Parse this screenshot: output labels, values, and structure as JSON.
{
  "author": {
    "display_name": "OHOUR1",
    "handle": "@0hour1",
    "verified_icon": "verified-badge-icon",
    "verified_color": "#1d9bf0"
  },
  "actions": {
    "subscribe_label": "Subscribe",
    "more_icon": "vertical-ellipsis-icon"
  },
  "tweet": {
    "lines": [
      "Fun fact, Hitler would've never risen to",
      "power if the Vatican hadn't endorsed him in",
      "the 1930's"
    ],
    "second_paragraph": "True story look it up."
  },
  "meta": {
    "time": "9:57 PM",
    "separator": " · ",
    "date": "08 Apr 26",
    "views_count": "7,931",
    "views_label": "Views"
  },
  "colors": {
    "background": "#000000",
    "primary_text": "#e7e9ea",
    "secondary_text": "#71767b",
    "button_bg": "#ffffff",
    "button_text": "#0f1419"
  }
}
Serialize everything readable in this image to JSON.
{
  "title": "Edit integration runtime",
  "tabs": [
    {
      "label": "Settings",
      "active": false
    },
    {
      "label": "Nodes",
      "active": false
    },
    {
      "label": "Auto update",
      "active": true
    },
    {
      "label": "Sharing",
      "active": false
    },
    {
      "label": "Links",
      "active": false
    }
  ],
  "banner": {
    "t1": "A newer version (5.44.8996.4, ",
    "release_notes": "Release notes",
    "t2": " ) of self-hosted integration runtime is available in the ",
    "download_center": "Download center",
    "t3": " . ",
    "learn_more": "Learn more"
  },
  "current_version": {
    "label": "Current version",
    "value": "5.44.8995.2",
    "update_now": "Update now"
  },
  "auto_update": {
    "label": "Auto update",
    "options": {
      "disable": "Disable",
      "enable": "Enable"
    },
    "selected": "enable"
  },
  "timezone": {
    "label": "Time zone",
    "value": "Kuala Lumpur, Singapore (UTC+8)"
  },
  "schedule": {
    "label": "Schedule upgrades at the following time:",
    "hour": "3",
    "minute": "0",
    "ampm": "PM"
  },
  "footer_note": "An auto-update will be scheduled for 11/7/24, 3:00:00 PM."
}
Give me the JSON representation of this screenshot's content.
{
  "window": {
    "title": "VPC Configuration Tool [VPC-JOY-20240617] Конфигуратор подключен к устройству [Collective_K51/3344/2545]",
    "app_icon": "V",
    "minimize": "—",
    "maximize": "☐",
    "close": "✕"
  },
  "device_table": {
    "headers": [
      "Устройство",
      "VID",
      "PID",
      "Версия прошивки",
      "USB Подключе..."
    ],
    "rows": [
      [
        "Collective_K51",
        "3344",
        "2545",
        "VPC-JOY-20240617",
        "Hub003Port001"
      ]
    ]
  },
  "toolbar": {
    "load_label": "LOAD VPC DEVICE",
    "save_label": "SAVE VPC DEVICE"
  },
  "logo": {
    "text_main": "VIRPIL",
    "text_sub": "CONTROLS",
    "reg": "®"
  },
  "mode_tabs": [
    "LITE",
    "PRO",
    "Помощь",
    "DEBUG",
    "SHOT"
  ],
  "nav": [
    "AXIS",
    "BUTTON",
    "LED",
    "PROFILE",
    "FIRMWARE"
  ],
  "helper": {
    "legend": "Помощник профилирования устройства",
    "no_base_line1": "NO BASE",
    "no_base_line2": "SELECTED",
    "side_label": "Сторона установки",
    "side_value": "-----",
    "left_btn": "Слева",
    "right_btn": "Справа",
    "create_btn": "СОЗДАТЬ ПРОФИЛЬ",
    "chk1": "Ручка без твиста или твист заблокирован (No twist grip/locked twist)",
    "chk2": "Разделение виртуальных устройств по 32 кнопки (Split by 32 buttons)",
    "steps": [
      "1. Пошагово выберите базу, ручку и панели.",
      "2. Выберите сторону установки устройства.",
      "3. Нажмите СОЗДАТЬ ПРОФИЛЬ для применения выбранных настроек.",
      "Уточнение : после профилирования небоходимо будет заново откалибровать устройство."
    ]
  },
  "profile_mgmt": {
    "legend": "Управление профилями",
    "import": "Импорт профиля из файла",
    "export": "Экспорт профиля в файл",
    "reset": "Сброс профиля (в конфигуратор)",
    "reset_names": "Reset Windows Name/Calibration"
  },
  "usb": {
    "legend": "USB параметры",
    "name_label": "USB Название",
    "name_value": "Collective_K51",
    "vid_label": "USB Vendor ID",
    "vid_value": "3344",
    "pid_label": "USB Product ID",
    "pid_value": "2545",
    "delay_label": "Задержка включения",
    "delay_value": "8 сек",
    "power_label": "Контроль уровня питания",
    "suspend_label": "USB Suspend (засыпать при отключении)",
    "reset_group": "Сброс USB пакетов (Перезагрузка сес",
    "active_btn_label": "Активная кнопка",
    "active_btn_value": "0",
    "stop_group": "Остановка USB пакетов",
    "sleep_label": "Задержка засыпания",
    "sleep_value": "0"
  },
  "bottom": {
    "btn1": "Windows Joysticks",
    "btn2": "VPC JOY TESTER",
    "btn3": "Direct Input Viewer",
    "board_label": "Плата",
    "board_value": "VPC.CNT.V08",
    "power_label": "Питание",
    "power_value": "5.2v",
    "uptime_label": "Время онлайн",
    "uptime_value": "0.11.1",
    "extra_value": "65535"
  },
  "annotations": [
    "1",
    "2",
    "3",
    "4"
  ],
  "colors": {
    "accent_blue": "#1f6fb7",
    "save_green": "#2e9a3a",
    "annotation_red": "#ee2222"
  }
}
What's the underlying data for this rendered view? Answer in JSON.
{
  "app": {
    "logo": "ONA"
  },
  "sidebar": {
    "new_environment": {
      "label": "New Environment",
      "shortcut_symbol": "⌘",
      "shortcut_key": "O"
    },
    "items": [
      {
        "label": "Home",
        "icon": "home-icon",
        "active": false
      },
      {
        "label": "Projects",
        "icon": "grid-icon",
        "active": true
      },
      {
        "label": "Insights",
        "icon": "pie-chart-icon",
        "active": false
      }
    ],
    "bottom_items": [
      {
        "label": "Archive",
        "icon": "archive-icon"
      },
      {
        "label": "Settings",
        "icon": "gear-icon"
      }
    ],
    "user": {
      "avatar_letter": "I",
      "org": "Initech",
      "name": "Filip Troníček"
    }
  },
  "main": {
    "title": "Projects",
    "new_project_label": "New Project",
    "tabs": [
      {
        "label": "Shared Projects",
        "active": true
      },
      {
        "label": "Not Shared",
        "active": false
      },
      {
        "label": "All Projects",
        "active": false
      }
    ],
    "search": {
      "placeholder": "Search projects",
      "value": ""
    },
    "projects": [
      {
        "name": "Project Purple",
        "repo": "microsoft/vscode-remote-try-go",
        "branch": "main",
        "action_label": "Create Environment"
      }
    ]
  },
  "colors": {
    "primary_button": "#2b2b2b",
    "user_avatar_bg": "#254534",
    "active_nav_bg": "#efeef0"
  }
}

*-*-*

Go through the listing and copy all of it exactly.

EXERCISE RESULT.
Parse this screenshot: output labels, values, and structure as JSON.
{
  "author": {
    "display_name": "OHOUR1",
    "handle": "@0hour1",
    "verified_icon": "verified-badge-icon",
    "verified_color": "#1d9bf0"
  },
  "actions": {
    "subscribe_label": "Subscribe",
    "more_icon": "vertical-ellipsis-icon"
  },
  "tweet": {
    "lines": [
      "Fun fact, Hitler would've never risen to",
      "power if the Vatican hadn't endorsed him in",
      "the 1930's"
    ],
    "second_paragraph": "True story look it up."
  },
  "meta": {
    "time": "9:57 PM",
    "separator": " · ",
    "date": "08 Apr 26",
    "views_count": "7,931",
    "views_label": "Views"
  },
  "colors": {
    "background": "#000000",
    "primary_text": "#e7e9ea",
    "secondary_text": "#71767b",
    "button_bg": "#ffffff",
    "button_text": "#0f1419"
  }
}
Serialize everything readable in this image to JSON.
{
  "title": "Edit integration runtime",
  "tabs": [
    {
      "label": "Settings",
      "active": false
    },
    {
      "label": "Nodes",
      "active": false
    },
    {
      "label": "Auto update",
      "active": true
    },
    {
      "label": "Sharing",
      "active": false
    },
    {
      "label": "Links",
      "active": false
    }
  ],
  "banner": {
    "t1": "A newer version (5.44.8996.4, ",
    "release_notes": "Release notes",
    "t2": " ) of self-hosted integration runtime is available in the ",
    "download_center": "Download center",
    "t3": " . ",
    "learn_more": "Learn more"
  },
  "current_version": {
    "label": "Current version",
    "value": "5.44.8995.2",
    "update_now": "Update now"
  },
  "auto_update": {
    "label": "Auto update",
    "options": {
      "disable": "Disable",
      "enable": "Enable"
    },
    "selected": "enable"
  },
  "timezone": {
    "label": "Time zone",
    "value": "Kuala Lumpur, Singapore (UTC+8)"
  },
  "schedule": {
    "label": "Schedule upgrades at the following time:",
    "hour": "3",
    "minute": "0",
    "ampm": "PM"
  },
  "footer_note": "An auto-update will be scheduled for 11/7/24, 3:00:00 PM."
}
Give me the JSON representation of this screenshot's content.
{
  "window": {
    "title": "VPC Configuration Tool [VPC-JOY-20240617] Конфигуратор подключен к устройству [Collective_K51/3344/2545]",
    "app_icon": "V",
    "minimize": "—",
    "maximize": "☐",
    "close": "✕"
  },
  "device_table": {
    "headers": [
      "Устройство",
      "VID",
      "PID",
      "Версия прошивки",
      "USB Подключе..."
    ],
    "rows": [
      [
        "Collective_K51",
        "3344",
        "2545",
        "VPC-JOY-20240617",
        "Hub003Port001"
      ]
    ]
  },
  "toolbar": {
    "load_label": "LOAD VPC DEVICE",
    "save_label": "SAVE VPC DEVICE"
  },
  "logo": {
    "text_main": "VIRPIL",
    "text_sub": "CONTROLS",
    "reg": "®"
  },
  "mode_tabs": [
    "LITE",
    "PRO",
    "Помощь",
    "DEBUG",
    "SHOT"
  ],
  "nav": [
    "AXIS",
    "BUTTON",
    "LED",
    "PROFILE",
    "FIRMWARE"
  ],
  "helper": {
    "legend": "Помощник профилирования устройства",
    "no_base_line1": "NO BASE",
    "no_base_line2": "SELECTED",
    "side_label": "Сторона установки",
    "side_value": "-----",
    "left_btn": "Слева",
    "right_btn": "Справа",
    "create_btn": "СОЗДАТЬ ПРОФИЛЬ",
    "chk1": "Ручка без твиста или твист заблокирован (No twist grip/locked twist)",
    "chk2": "Разделение виртуальных устройств по 32 кнопки (Split by 32 buttons)",
    "steps": [
      "1. Пошагово выберите базу, ручку и панели.",
      "2. Выберите сторону установки устройства.",
      "3. Нажмите СОЗДАТЬ ПРОФИЛЬ для применения выбранных настроек.",
      "Уточнение : после профилирования небоходимо будет заново откалибровать устройство."
    ]
  },
  "profile_mgmt": {
    "legend": "Управление профилями",
    "import": "Импорт профиля из файла",
    "export": "Экспорт профиля в файл",
    "reset": "Сброс профиля (в конфигуратор)",
    "reset_names": "Reset Windows Name/Calibration"
  },
  "usb": {
    "legend": "USB параметры",
    "name_label": "USB Название",
    "name_value": "Collective_K51",
    "vid_label": "USB Vendor ID",
    "vid_value": "3344",
    "pid_label": "USB Product ID",
    "pid_value": "2545",
    "delay_label": "Задержка включения",
    "delay_value": "8 сек",
    "power_label": "Контроль уровня питания",
    "suspend_label": "USB Suspend (засыпать при отключении)",
    "reset_group": "Сброс USB пакетов (Перезагрузка сес",
    "active_btn_label": "Активная кнопка",
    "active_btn_value": "0",
    "stop_group": "Остановка USB пакетов",
    "sleep_label": "Задержка засыпания",
    "sleep_value": "0"
  },
  "bottom": {
    "btn1": "Windows Joysticks",
    "btn2": "VPC JOY TESTER",
    "btn3": "Direct Input Viewer",
    "board_label": "Плата",
    "board_value": "VPC.CNT.V08",
    "power_label": "Питание",
    "power_value": "5.2v",
    "uptime_label": "Время онлайн",
    "uptime_value": "0.11.1",
    "extra_value": "65535"
  },
  "annotations": [
    "1",
    "2",
    "3",
    "4"
  ],
  "colors": {
    "accent_blue": "#1f6fb7",
    "save_green": "#2e9a3a",
    "annotation_red": "#ee2222"
  }
}
What's the underlying data for this rendered view? Answer in JSON.
{
  "app": {
    "logo": "ONA"
  },
  "sidebar": {
    "new_environment": {
      "label": "New Environment",
      "shortcut_symbol": "⌘",
      "shortcut_key": "O"
    },
    "items": [
      {
        "label": "Home",
        "icon": "home-icon",
        "active": false
      },
      {
        "label": "Projects",
        "icon": "grid-icon",
        "active": true
      },
      {
        "label": "Insights",
        "icon": "pie-chart-icon",
        "active": false
      }
    ],
    "bottom_items": [
      {
        "label": "Archive",
        "icon": "archive-icon"
      },
      {
        "label": "Settings",
        "icon": "gear-icon"
      }
    ],
    "user": {
      "avatar_letter": "I",
      "org": "Initech",
      "name": "Filip Troníček"
    }
  },
  "main": {
    "title": "Projects",
    "new_project_label": "New Project",
    "tabs": [
      {
        "label": "Shared Projects",
        "active": true
      },
      {
        "label": "Not Shared",
        "active": false
      },
      {
        "label": "All Projects",
        "active": false
      }
    ],
    "search": {
      "placeholder": "Search projects",
      "value": ""
    },
    "projects": [
      {
        "name": "Project Purple",
        "repo": "microsoft/vscode-remote-try-go",
        "branch": "main",
        "action_label": "Create Environment"
      }
    ]
  },
  "colors": {
    "primary_button": "#2b2b2b",
    "user_avatar_bg": "#254534",
    "active_nav_bg": "#efeef0"
  }
}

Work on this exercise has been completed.